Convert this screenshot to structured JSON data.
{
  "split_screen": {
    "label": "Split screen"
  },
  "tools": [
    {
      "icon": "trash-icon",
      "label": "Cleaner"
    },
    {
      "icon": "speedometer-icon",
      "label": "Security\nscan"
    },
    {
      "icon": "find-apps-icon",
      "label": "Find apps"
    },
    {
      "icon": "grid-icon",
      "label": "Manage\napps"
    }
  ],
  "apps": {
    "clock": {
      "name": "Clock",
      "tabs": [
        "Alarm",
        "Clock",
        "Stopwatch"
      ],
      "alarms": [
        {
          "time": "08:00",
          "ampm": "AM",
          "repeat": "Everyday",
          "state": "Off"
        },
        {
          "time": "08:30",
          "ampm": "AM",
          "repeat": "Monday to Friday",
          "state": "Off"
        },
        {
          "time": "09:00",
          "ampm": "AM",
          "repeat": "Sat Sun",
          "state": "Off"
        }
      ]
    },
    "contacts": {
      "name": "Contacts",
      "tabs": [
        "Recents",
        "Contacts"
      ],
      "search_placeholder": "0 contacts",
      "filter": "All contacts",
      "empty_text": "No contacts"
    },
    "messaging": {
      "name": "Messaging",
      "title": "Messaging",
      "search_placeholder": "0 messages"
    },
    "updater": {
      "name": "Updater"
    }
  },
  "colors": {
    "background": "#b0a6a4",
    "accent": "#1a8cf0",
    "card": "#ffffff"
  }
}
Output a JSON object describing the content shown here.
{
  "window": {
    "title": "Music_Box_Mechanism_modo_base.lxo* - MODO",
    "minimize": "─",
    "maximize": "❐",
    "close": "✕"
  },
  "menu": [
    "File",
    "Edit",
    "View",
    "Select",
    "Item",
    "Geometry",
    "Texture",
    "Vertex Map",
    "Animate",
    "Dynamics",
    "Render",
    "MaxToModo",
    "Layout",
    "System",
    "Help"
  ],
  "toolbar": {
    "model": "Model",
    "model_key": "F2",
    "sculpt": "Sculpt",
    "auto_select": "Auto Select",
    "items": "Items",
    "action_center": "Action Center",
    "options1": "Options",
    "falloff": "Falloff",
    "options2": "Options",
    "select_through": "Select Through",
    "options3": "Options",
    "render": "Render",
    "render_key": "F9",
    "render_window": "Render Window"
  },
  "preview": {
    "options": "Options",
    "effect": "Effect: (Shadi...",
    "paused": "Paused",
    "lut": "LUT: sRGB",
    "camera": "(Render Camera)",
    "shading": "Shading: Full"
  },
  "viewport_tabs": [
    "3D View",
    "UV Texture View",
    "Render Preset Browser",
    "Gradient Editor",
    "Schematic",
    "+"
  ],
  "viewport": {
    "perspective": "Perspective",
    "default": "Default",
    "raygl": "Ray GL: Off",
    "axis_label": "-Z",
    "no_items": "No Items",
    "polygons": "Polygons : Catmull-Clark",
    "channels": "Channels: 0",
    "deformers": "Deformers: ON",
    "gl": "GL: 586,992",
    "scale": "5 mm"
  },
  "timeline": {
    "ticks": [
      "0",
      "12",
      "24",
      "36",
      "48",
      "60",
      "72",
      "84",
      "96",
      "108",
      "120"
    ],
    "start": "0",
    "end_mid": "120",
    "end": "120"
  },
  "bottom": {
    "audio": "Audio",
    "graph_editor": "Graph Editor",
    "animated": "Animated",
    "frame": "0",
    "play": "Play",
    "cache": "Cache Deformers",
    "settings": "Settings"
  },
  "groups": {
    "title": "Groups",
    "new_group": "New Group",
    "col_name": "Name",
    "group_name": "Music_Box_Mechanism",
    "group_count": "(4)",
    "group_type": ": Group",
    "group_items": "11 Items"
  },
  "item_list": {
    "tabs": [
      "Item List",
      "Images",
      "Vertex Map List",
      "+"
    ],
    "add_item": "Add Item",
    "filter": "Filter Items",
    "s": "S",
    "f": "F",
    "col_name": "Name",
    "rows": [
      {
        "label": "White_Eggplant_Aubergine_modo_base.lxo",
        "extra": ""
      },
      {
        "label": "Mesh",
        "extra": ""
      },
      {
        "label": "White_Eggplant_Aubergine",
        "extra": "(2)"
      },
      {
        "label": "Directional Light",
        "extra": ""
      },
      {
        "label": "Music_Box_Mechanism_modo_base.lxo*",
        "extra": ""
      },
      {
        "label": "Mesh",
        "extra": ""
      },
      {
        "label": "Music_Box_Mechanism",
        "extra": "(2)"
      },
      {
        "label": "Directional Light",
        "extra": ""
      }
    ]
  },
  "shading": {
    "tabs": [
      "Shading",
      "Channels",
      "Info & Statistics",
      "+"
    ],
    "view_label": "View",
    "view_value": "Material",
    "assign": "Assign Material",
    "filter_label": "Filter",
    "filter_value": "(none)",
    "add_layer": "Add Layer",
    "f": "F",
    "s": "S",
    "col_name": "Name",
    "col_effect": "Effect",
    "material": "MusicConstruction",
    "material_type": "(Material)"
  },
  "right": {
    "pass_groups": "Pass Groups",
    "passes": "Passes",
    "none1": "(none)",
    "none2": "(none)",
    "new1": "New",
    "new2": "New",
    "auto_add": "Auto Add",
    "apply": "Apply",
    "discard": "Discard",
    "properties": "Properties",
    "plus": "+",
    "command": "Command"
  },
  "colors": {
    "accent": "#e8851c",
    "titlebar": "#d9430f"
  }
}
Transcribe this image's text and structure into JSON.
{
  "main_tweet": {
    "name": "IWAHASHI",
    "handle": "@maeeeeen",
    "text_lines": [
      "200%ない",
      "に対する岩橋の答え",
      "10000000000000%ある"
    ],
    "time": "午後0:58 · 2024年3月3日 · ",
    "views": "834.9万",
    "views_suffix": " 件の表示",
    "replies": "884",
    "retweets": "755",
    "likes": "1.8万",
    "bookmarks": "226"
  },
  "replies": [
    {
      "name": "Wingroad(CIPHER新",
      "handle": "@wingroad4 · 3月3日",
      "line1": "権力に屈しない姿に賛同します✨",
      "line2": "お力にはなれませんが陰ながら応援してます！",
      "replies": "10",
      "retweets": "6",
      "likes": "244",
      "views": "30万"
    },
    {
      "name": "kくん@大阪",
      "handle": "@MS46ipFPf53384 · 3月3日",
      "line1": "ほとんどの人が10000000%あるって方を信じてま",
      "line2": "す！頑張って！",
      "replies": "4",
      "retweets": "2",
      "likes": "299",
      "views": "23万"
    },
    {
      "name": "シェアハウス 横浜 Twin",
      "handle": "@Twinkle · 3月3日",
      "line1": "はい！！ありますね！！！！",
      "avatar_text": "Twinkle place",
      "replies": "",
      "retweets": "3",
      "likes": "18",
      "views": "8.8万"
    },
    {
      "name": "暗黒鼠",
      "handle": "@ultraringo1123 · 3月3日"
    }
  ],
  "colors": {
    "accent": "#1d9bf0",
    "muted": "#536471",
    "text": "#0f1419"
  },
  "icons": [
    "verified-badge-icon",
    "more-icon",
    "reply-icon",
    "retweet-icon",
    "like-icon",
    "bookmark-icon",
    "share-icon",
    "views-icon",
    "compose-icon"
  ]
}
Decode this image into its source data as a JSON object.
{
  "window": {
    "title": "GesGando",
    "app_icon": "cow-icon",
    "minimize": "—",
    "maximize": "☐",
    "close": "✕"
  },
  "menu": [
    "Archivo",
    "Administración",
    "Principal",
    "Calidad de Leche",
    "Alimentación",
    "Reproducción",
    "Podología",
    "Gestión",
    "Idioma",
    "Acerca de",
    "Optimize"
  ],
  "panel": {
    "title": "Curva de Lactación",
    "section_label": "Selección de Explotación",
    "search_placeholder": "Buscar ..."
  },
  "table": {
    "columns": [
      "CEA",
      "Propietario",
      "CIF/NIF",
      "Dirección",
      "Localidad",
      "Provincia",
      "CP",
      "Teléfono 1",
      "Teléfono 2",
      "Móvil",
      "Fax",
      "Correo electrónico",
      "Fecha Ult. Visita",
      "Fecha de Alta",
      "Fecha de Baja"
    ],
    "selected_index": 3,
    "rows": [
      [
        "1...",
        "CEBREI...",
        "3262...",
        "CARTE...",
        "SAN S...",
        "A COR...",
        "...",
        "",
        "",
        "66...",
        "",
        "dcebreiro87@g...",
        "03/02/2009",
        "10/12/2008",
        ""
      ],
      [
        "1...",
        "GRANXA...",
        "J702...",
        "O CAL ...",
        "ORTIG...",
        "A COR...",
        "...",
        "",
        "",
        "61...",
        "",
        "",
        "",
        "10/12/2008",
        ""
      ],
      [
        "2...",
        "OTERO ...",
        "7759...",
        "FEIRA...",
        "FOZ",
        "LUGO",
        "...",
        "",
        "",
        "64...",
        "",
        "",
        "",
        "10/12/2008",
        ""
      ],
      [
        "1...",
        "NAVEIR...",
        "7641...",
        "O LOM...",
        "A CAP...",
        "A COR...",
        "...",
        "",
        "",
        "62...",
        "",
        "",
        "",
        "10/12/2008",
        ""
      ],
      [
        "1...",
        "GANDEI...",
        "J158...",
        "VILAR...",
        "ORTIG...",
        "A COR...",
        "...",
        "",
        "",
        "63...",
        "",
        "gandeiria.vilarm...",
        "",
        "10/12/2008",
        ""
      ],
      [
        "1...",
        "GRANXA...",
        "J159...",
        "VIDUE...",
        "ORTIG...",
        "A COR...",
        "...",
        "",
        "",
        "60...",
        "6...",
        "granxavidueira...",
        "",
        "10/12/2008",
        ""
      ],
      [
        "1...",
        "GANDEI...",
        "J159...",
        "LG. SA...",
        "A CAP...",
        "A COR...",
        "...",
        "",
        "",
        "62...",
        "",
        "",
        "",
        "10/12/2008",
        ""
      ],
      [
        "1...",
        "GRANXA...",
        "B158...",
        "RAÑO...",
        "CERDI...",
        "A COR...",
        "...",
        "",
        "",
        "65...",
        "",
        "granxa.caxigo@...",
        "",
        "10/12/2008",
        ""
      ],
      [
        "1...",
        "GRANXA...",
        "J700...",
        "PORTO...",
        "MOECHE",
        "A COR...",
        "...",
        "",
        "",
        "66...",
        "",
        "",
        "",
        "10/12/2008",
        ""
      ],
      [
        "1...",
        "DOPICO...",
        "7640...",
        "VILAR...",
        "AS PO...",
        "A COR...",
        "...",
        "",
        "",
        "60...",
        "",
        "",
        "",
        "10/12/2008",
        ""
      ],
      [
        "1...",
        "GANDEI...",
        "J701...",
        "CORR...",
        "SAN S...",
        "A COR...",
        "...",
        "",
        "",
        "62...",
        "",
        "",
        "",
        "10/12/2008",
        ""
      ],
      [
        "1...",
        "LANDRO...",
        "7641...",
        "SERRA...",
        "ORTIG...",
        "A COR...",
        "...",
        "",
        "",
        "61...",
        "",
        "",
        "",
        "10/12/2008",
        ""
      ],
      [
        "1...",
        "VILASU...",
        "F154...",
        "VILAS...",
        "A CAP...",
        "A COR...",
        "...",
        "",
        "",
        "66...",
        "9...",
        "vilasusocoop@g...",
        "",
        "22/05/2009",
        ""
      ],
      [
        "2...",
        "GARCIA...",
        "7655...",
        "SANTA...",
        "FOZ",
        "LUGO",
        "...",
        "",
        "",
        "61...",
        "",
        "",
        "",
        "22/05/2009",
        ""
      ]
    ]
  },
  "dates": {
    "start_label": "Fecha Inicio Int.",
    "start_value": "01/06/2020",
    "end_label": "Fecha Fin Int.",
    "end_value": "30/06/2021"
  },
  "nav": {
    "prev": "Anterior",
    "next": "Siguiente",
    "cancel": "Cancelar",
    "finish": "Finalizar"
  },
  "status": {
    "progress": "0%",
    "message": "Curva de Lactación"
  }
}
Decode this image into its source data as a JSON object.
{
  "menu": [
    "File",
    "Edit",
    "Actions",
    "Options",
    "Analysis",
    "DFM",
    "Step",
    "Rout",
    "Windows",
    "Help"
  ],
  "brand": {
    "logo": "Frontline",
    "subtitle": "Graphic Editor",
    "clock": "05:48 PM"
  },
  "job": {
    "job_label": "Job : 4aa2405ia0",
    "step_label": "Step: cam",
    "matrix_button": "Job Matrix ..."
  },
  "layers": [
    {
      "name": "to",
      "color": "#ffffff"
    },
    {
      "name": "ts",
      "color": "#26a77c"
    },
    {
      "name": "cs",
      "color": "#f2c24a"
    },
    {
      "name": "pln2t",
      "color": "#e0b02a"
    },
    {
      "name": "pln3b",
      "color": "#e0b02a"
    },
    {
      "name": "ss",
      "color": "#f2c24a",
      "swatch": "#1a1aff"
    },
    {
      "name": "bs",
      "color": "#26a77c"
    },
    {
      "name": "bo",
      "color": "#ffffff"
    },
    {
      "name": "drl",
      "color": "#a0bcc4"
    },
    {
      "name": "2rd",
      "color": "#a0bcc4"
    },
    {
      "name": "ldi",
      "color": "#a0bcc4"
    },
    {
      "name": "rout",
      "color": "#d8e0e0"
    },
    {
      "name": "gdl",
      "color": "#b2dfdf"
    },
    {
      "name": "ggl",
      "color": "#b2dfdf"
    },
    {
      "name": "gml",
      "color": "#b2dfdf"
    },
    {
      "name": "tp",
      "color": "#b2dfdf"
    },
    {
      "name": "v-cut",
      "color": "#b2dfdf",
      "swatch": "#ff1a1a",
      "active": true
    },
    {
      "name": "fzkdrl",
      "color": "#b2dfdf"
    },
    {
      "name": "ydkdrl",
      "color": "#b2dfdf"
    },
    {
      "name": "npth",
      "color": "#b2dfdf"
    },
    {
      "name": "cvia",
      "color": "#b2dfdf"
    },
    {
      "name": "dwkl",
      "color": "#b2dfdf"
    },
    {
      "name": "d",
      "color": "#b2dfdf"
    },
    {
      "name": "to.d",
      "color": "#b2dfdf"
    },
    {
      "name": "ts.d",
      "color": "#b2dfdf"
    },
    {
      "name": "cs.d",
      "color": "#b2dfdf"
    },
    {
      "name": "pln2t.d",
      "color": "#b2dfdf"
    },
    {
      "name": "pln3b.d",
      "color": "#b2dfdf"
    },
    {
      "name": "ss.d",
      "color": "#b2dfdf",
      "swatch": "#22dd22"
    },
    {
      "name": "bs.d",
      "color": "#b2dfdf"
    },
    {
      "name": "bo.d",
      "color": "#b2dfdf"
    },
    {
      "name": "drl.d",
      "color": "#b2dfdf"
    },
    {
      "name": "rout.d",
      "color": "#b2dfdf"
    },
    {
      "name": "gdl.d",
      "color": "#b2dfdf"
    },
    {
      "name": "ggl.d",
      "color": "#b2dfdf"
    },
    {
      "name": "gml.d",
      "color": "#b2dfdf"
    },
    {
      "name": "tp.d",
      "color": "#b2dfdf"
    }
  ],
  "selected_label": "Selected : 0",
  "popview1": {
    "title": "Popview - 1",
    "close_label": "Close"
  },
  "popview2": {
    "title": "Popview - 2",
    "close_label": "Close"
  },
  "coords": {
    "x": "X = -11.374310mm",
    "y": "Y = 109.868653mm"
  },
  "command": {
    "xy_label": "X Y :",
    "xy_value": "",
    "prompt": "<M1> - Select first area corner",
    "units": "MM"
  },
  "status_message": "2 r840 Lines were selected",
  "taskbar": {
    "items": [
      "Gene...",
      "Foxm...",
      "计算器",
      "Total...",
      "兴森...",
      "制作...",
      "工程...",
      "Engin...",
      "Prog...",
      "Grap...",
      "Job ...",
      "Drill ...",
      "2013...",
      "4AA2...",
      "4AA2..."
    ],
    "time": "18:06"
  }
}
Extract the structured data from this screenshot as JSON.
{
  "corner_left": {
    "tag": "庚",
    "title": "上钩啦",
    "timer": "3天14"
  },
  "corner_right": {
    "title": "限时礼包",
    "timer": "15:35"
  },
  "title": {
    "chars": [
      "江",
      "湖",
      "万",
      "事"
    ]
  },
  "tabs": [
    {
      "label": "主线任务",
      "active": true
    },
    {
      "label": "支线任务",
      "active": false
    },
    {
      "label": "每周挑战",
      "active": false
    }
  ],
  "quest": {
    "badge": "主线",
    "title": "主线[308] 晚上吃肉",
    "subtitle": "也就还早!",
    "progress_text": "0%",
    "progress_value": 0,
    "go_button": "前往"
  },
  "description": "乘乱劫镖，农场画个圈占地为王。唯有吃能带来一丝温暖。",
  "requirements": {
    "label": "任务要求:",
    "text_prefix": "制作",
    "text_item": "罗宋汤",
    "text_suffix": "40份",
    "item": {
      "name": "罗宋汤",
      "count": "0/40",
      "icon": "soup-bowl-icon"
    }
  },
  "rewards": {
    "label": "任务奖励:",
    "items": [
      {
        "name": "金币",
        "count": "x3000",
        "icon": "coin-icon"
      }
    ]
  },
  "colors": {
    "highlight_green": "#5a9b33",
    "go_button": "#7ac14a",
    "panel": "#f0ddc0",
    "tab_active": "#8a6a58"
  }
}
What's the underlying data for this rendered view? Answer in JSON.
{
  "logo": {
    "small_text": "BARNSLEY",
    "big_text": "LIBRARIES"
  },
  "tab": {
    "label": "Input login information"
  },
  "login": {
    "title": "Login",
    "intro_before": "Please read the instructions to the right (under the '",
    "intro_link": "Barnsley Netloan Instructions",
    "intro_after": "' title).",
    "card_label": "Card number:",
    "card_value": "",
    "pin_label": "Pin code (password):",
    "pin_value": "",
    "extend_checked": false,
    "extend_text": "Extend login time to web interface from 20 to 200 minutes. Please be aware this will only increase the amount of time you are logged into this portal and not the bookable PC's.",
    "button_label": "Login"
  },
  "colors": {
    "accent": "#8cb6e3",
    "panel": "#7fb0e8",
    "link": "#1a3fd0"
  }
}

Directions>
Report the count of lines in the entries that contain the string "subtitle", and nothing besides it.

Result of the exercise>
2